**Given information**
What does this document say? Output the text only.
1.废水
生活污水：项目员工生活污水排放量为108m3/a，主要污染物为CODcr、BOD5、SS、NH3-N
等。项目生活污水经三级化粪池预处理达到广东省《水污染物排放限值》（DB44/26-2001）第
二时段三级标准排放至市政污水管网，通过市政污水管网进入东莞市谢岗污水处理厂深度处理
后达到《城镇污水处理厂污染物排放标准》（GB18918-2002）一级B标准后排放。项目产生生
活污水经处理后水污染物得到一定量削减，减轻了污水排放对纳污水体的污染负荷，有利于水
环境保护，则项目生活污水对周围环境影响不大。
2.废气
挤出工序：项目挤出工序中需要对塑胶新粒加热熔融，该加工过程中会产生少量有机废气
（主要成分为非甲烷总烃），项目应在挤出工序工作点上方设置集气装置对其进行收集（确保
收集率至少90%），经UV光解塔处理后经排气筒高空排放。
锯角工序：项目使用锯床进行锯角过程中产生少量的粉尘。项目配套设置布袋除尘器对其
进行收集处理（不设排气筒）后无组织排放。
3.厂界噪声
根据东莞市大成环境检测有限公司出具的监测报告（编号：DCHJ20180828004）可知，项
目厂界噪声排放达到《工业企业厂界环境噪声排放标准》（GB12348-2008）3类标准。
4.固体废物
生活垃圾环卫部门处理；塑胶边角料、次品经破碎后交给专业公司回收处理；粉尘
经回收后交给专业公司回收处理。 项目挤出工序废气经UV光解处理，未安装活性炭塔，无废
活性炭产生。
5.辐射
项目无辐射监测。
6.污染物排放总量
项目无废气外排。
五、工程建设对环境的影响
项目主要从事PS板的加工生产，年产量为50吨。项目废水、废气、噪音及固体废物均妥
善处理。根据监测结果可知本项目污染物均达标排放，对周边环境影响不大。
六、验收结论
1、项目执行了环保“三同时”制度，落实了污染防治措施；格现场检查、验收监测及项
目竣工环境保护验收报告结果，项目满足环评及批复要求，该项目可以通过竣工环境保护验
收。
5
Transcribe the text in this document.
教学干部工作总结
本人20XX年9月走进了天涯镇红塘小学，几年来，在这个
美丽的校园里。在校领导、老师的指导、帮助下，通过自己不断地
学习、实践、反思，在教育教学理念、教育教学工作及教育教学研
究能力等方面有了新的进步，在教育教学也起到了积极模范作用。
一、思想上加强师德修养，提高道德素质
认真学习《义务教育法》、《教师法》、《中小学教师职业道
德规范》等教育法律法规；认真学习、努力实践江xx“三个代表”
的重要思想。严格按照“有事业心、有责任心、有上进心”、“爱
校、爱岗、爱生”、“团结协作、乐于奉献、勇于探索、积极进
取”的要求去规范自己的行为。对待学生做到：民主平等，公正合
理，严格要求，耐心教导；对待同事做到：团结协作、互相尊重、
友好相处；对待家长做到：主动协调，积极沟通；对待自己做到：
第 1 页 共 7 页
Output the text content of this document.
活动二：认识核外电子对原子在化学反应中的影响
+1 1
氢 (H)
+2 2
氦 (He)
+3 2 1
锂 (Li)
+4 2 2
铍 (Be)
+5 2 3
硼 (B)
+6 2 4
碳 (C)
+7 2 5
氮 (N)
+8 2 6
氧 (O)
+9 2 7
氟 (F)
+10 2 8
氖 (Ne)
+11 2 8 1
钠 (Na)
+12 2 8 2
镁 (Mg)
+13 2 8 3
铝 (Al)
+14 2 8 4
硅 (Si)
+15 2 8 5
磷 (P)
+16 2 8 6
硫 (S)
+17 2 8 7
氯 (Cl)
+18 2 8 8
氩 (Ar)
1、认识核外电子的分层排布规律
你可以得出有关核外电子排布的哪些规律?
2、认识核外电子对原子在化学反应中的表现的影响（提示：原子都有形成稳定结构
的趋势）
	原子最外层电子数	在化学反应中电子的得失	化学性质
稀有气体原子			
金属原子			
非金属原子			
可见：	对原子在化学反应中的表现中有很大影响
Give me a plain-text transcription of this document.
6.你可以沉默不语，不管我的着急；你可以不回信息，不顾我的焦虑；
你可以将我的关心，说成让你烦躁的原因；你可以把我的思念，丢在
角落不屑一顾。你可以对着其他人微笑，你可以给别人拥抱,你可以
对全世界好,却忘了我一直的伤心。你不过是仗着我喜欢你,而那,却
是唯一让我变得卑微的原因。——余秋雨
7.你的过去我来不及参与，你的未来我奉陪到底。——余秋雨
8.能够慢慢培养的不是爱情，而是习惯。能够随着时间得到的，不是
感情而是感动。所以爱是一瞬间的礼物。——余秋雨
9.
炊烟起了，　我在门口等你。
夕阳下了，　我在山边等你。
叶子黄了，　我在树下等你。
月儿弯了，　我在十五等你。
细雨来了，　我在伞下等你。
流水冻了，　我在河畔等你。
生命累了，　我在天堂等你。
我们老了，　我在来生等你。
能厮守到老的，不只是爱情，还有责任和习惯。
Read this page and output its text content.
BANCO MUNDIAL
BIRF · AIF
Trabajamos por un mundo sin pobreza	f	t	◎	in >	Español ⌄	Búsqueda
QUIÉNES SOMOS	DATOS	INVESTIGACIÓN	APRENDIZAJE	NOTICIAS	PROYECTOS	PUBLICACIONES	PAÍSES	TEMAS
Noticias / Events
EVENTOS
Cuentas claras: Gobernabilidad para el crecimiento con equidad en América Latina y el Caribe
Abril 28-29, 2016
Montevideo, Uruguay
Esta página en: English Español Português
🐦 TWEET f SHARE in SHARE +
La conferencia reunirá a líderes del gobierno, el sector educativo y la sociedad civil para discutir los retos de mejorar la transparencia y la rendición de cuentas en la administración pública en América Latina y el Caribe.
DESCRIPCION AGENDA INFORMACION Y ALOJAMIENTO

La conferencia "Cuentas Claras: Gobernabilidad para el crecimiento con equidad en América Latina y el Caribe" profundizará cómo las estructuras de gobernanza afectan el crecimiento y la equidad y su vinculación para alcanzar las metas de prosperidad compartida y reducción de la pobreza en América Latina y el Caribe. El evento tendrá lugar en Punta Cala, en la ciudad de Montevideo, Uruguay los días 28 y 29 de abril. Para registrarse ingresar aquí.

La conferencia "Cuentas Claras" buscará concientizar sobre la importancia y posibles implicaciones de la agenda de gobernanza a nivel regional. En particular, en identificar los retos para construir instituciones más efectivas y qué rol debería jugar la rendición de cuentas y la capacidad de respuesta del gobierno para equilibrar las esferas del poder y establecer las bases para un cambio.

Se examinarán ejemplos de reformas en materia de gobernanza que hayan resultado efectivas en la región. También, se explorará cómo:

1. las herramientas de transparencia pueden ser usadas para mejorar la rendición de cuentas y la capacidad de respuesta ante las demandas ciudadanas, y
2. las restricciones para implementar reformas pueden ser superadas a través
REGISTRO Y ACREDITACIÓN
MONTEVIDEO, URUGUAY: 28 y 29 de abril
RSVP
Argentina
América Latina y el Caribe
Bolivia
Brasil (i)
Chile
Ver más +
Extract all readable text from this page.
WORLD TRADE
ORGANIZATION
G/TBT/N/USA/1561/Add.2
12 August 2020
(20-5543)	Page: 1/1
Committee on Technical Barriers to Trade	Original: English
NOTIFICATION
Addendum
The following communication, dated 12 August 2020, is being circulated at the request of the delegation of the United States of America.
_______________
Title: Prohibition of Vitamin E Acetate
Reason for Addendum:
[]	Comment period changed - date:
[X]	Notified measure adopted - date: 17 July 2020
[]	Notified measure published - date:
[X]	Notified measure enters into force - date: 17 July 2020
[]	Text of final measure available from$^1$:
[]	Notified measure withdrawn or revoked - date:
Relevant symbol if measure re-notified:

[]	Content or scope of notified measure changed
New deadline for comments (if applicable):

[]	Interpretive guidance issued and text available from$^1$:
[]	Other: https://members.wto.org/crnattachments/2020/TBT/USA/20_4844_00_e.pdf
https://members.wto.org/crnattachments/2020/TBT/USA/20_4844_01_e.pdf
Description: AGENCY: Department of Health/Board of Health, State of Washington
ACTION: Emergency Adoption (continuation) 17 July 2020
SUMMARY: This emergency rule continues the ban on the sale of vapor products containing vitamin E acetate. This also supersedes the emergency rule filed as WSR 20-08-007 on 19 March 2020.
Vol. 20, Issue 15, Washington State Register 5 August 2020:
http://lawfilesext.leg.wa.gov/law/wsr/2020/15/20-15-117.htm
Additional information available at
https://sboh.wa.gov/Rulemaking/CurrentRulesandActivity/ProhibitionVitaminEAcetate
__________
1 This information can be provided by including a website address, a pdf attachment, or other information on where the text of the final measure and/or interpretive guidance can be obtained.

**Direction**
Copy every line of the listing where the word "Gobernabilidad" appears.

**Exercise output**
Cuentas claras: Gobernabilidad para el crecimiento con equidad en América Latina y el Caribe
La conferencia "Cuentas Claras: Gobernabilidad para el crecimiento con equidad en América Latina y el Caribe" profundizará cómo las estructuras de gobernanza afectan el crecimiento y la equidad y su vinculación para alcanzar las metas de prosperidad compartida y reducción de la pobreza en América Latina y el Caribe. El evento tendrá lugar en Punta Cala, en la ciudad de Montevideo, Uruguay los días 28 y 29 de abril. Para registrarse ingresar aquí.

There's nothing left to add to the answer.